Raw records
[start]

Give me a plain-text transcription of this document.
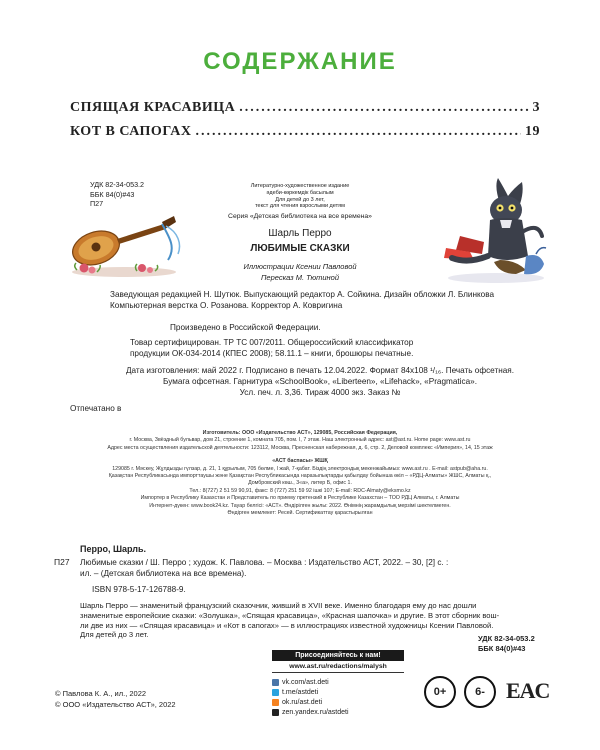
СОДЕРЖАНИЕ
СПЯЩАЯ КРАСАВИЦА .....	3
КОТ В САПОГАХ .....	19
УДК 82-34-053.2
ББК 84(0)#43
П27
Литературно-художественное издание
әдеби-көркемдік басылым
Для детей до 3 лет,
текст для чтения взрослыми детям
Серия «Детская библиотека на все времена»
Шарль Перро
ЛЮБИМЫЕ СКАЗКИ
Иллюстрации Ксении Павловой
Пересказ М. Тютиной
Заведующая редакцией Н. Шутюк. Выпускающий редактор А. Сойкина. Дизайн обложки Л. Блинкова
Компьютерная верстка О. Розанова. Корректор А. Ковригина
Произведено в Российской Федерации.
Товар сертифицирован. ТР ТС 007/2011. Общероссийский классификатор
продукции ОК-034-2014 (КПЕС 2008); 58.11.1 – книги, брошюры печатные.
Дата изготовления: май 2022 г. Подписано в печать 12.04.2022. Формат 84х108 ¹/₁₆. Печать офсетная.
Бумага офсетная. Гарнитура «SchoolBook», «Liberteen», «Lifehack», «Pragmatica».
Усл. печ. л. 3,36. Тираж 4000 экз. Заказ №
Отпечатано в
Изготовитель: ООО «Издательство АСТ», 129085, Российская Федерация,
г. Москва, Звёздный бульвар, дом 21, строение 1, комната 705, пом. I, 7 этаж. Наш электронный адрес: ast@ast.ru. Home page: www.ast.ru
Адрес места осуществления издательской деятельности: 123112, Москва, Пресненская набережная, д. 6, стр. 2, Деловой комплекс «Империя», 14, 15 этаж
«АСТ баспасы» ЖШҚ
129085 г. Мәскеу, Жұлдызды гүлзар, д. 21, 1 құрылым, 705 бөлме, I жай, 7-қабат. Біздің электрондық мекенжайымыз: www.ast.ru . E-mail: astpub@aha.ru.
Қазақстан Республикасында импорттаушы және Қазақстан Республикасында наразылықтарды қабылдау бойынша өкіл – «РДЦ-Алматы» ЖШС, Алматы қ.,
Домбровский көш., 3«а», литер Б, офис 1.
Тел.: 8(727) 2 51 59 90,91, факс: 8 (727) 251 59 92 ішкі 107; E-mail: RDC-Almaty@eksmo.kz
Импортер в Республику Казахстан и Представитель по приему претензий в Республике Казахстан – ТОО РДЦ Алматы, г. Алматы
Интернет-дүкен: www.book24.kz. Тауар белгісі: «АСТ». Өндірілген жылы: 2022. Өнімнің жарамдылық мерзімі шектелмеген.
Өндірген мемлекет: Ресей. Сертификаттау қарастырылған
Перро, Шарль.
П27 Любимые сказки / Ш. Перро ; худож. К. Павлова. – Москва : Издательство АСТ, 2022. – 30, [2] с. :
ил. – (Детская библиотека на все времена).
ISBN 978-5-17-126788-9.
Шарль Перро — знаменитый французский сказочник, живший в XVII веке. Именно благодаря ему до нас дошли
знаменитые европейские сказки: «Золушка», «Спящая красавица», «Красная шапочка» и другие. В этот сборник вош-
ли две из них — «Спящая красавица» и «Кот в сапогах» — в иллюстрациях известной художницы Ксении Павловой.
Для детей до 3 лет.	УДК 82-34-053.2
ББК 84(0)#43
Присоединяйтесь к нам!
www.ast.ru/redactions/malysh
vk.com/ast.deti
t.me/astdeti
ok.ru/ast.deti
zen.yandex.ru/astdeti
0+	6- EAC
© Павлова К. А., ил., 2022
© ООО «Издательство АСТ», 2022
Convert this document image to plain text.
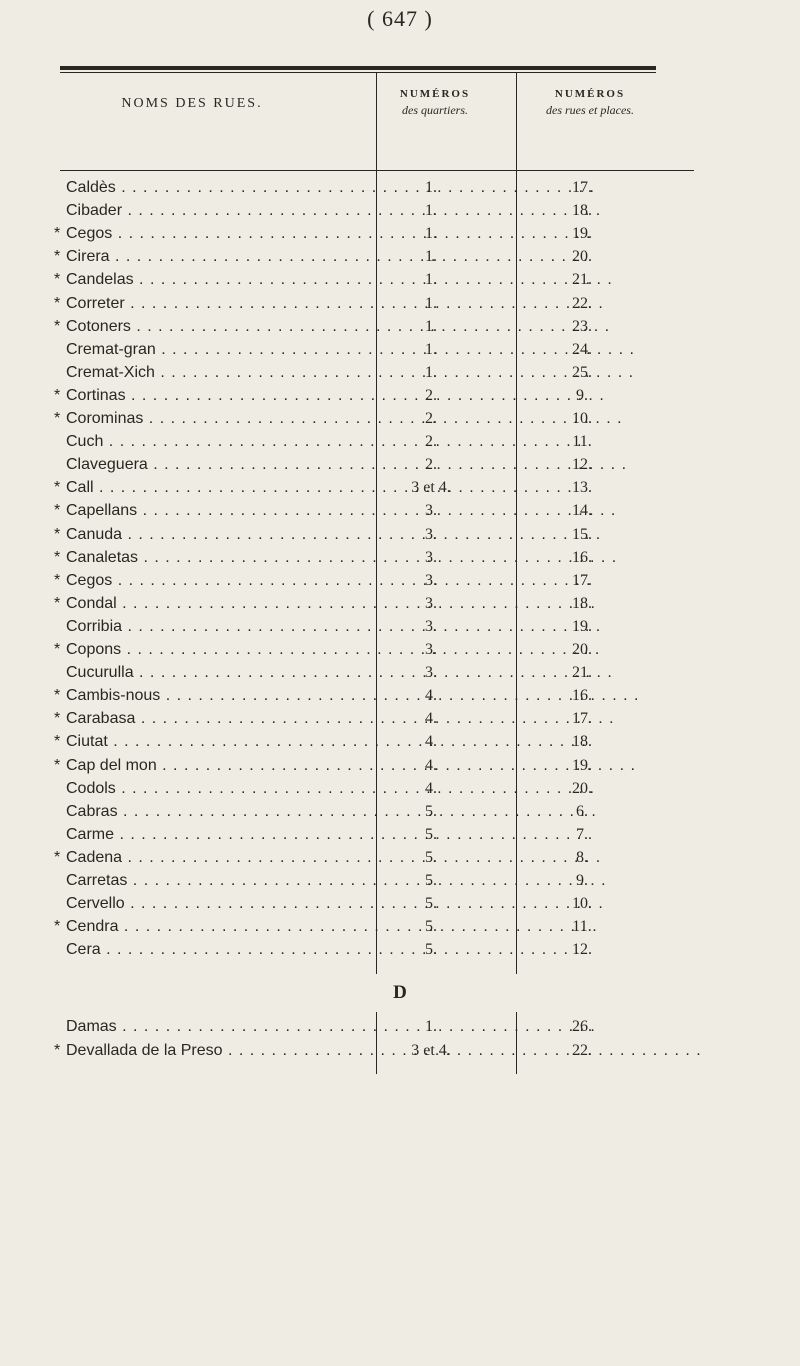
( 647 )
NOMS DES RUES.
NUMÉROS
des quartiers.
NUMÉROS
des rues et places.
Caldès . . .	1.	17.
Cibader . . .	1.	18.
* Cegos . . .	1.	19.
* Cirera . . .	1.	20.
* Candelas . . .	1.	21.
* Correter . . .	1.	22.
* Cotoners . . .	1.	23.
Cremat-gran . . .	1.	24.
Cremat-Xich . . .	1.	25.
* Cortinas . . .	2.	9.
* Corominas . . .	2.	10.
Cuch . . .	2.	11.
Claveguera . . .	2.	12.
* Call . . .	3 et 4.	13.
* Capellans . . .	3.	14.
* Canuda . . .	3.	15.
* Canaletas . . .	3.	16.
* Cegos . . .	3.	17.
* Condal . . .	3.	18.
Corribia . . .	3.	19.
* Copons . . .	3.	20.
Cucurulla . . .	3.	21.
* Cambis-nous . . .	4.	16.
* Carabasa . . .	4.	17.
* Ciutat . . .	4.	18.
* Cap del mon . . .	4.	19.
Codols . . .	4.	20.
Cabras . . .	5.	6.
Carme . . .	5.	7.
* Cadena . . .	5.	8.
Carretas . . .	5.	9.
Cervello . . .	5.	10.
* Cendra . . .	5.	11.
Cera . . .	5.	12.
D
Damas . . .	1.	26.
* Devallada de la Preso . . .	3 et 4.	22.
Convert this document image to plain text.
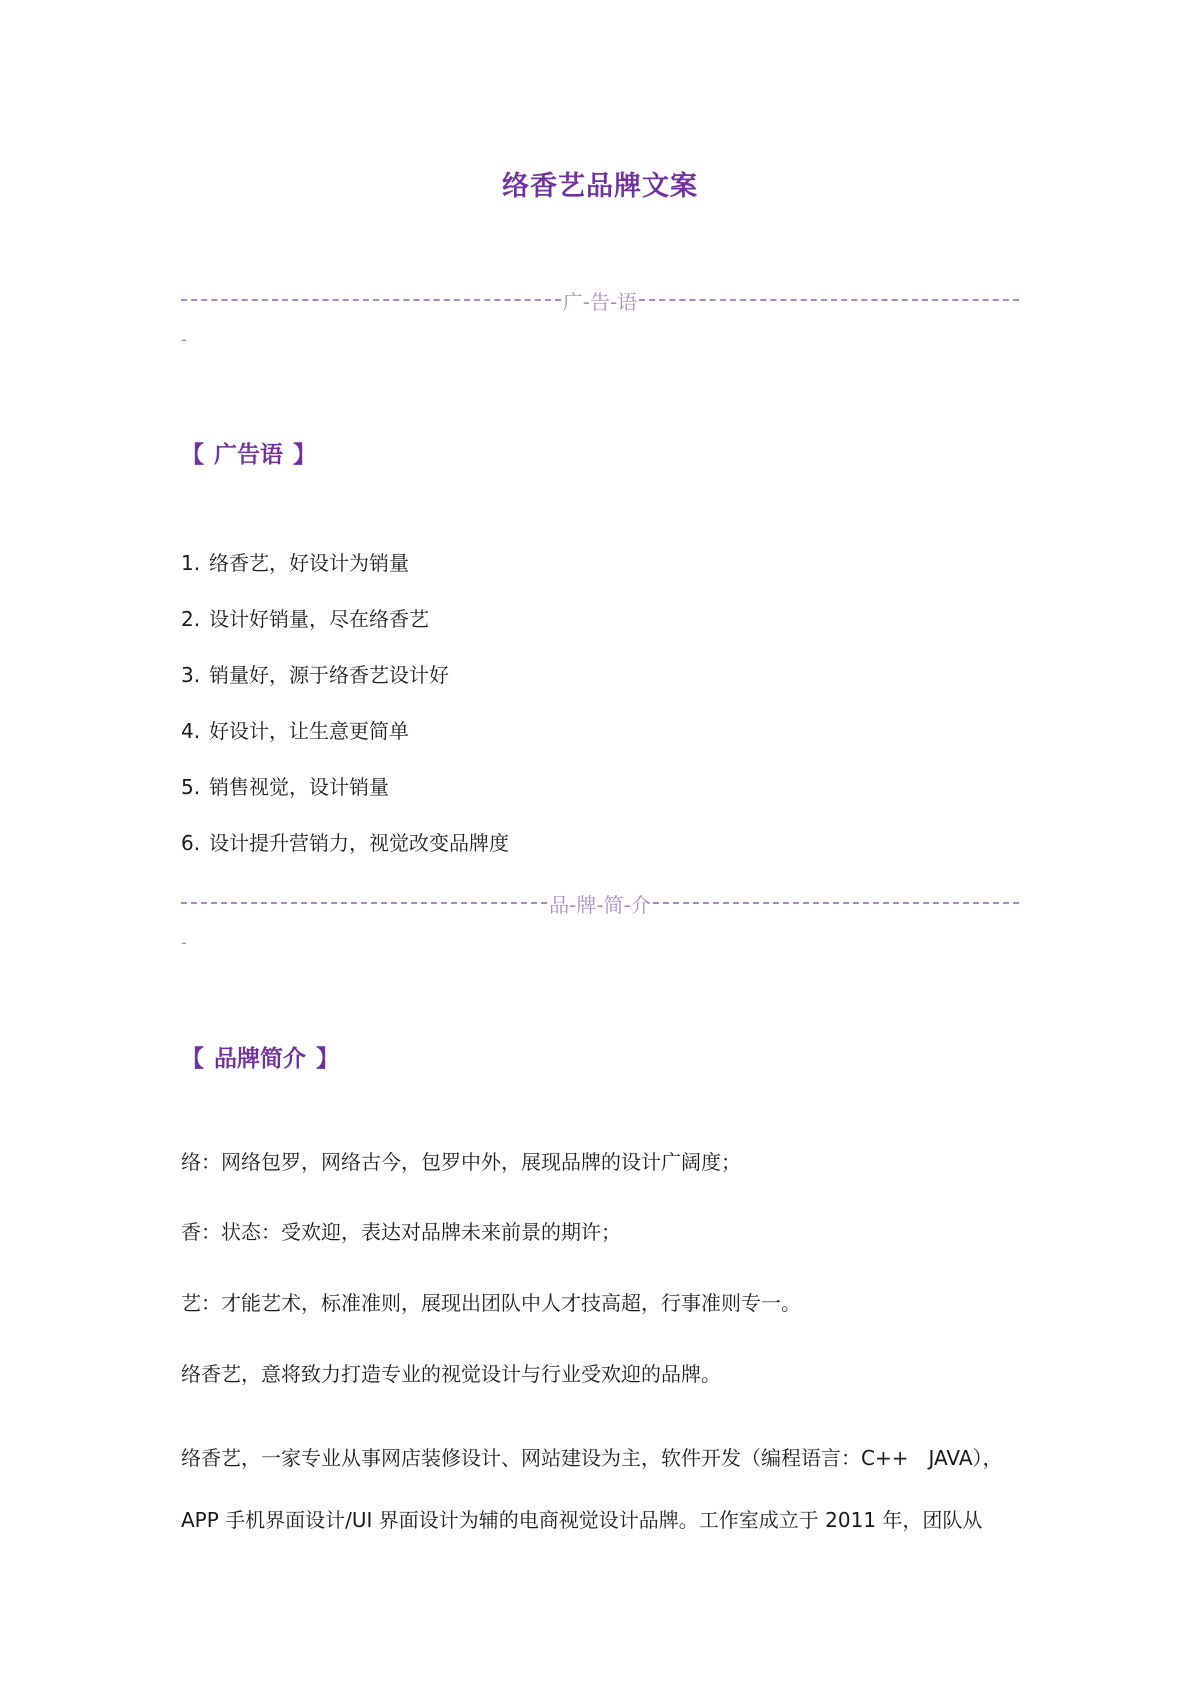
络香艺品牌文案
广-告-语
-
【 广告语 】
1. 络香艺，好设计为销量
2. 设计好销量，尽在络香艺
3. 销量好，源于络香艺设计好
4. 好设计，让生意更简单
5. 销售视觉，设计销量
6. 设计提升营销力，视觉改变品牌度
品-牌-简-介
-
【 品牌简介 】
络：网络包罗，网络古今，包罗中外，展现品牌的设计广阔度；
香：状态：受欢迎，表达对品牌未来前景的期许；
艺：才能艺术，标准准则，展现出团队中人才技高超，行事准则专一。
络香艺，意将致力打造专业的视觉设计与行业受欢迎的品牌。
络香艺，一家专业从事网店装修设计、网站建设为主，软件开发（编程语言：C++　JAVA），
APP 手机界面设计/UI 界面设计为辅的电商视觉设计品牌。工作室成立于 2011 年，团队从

[end]

Leave out the pictures and print every line of the data exactly.

Give me a plain-text transcription of this document.
СОДЕРЖАНИЕ
СПЯЩАЯ КРАСАВИЦА .....	3
КОТ В САПОГАХ .....	19
УДК 82-34-053.2
ББК 84(0)#43
П27
Литературно-художественное издание
әдеби-көркемдік басылым
Для детей до 3 лет,
текст для чтения взрослыми детям
Серия «Детская библиотека на все времена»
Шарль Перро
ЛЮБИМЫЕ СКАЗКИ
Иллюстрации Ксении Павловой
Пересказ М. Тютиной
Заведующая редакцией Н. Шутюк. Выпускающий редактор А. Сойкина. Дизайн обложки Л. Блинкова
Компьютерная верстка О. Розанова. Корректор А. Ковригина
Произведено в Российской Федерации.
Товар сертифицирован. ТР ТС 007/2011. Общероссийский классификатор
продукции ОК-034-2014 (КПЕС 2008); 58.11.1 – книги, брошюры печатные.
Дата изготовления: май 2022 г. Подписано в печать 12.04.2022. Формат 84х108 ¹/₁₆. Печать офсетная.
Бумага офсетная. Гарнитура «SchoolBook», «Liberteen», «Lifehack», «Pragmatica».
Усл. печ. л. 3,36. Тираж 4000 экз. Заказ №
Отпечатано в
Изготовитель: ООО «Издательство АСТ», 129085, Российская Федерация,
г. Москва, Звёздный бульвар, дом 21, строение 1, комната 705, пом. I, 7 этаж. Наш электронный адрес: ast@ast.ru. Home page: www.ast.ru
Адрес места осуществления издательской деятельности: 123112, Москва, Пресненская набережная, д. 6, стр. 2, Деловой комплекс «Империя», 14, 15 этаж
«АСТ баспасы» ЖШҚ
129085 г. Мәскеу, Жұлдызды гүлзар, д. 21, 1 құрылым, 705 бөлме, I жай, 7-қабат. Біздің электрондық мекенжайымыз: www.ast.ru . E-mail: astpub@aha.ru.
Қазақстан Республикасында импорттаушы және Қазақстан Республикасында наразылықтарды қабылдау бойынша өкіл – «РДЦ-Алматы» ЖШС, Алматы қ.,
Домбровский көш., 3«а», литер Б, офис 1.
Тел.: 8(727) 2 51 59 90,91, факс: 8 (727) 251 59 92 ішкі 107; E-mail: RDC-Almaty@eksmo.kz
Импортер в Республику Казахстан и Представитель по приему претензий в Республике Казахстан – ТОО РДЦ Алматы, г. Алматы
Интернет-дүкен: www.book24.kz. Тауар белгісі: «АСТ». Өндірілген жылы: 2022. Өнімнің жарамдылық мерзімі шектелмеген.
Өндірген мемлекет: Ресей. Сертификаттау қарастырылған
Перро, Шарль.
П27 Любимые сказки / Ш. Перро ; худож. К. Павлова. – Москва : Издательство АСТ, 2022. – 30, [2] с. :
ил. – (Детская библиотека на все времена).
ISBN 978-5-17-126788-9.
Шарль Перро — знаменитый французский сказочник, живший в XVII веке. Именно благодаря ему до нас дошли
знаменитые европейские сказки: «Золушка», «Спящая красавица», «Красная шапочка» и другие. В этот сборник вош-
ли две из них — «Спящая красавица» и «Кот в сапогах» — в иллюстрациях известной художницы Ксении Павловой.
Для детей до 3 лет.	УДК 82-34-053.2
ББК 84(0)#43
Присоединяйтесь к нам!
www.ast.ru/redactions/malysh
vk.com/ast.deti
t.me/astdeti
ok.ru/ast.deti
zen.yandex.ru/astdeti
0+	6- EAC
© Павлова К. А., ил., 2022
© ООО «Издательство АСТ», 2022
Convert this document image to plain text.
( 647 )
NOMS DES RUES.
NUMÉROS
des quartiers.
NUMÉROS
des rues et places.
Caldès . . .	1.	17.
Cibader . . .	1.	18.
* Cegos . . .	1.	19.
* Cirera . . .	1.	20.
* Candelas . . .	1.	21.
* Correter . . .	1.	22.
* Cotoners . . .	1.	23.
Cremat-gran . . .	1.	24.
Cremat-Xich . . .	1.	25.
* Cortinas . . .	2.	9.
* Corominas . . .	2.	10.
Cuch . . .	2.	11.
Claveguera . . .	2.	12.
* Call . . .	3 et 4.	13.
* Capellans . . .	3.	14.
* Canuda . . .	3.	15.
* Canaletas . . .	3.	16.
* Cegos . . .	3.	17.
* Condal . . .	3.	18.
Corribia . . .	3.	19.
* Copons . . .	3.	20.
Cucurulla . . .	3.	21.
* Cambis-nous . . .	4.	16.
* Carabasa . . .	4.	17.
* Ciutat . . .	4.	18.
* Cap del mon . . .	4.	19.
Codols . . .	4.	20.
Cabras . . .	5.	6.
Carme . . .	5.	7.
* Cadena . . .	5.	8.
Carretas . . .	5.	9.
Cervello . . .	5.	10.
* Cendra . . .	5.	11.
Cera . . .	5.	12.
D
Damas . . .	1.	26.
* Devallada de la Preso . . .	3 et 4.	22.
Convert this document image to plain text.
络香艺品牌文案
广-告-语
-
【 广告语 】
1. 络香艺，好设计为销量
2. 设计好销量，尽在络香艺
3. 销量好，源于络香艺设计好
4. 好设计，让生意更简单
5. 销售视觉，设计销量
6. 设计提升营销力，视觉改变品牌度
品-牌-简-介
-
【 品牌简介 】
络：网络包罗，网络古今，包罗中外，展现品牌的设计广阔度；
香：状态：受欢迎，表达对品牌未来前景的期许；
艺：才能艺术，标准准则，展现出团队中人才技高超，行事准则专一。
络香艺，意将致力打造专业的视觉设计与行业受欢迎的品牌。
络香艺，一家专业从事网店装修设计、网站建设为主，软件开发（编程语言：C++　JAVA），
APP 手机界面设计/UI 界面设计为辅的电商视觉设计品牌。工作室成立于 2011 年，团队从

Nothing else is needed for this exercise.